(A run of records)

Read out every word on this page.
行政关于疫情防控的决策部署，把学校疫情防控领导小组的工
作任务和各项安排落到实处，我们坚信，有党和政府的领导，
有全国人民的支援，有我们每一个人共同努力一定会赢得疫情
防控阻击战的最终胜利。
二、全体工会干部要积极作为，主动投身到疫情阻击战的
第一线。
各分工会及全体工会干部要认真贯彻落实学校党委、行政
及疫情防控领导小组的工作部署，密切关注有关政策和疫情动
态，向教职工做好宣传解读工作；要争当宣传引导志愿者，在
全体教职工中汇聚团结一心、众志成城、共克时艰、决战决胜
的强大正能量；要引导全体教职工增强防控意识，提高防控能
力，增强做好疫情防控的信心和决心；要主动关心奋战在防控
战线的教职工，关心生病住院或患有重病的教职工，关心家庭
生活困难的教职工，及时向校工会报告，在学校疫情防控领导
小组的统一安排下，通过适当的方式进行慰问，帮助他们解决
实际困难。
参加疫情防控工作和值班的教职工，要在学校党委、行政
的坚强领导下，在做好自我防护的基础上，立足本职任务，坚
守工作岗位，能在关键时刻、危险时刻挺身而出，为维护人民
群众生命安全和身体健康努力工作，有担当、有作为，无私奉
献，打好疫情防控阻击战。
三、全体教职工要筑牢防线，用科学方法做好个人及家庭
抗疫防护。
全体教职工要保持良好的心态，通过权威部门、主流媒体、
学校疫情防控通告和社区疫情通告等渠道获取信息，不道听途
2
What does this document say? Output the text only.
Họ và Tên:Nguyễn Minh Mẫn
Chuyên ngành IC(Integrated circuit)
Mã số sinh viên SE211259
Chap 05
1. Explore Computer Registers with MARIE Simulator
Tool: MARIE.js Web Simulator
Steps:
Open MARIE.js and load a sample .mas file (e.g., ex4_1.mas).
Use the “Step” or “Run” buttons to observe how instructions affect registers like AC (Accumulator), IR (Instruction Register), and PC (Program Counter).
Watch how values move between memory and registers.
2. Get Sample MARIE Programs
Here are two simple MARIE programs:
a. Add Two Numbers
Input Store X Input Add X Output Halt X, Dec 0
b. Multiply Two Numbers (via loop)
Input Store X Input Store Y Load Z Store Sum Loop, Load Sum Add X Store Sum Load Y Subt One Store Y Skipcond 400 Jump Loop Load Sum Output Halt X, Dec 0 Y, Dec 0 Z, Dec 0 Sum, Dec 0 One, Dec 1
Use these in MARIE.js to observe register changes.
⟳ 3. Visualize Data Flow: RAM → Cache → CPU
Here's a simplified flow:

◆ **Stated problem**
Check every line for "Numbers" and show the ones that have it.

◆ **Exercise answer**
a. Add Two Numbers
b. Multiply Two Numbers (via loop)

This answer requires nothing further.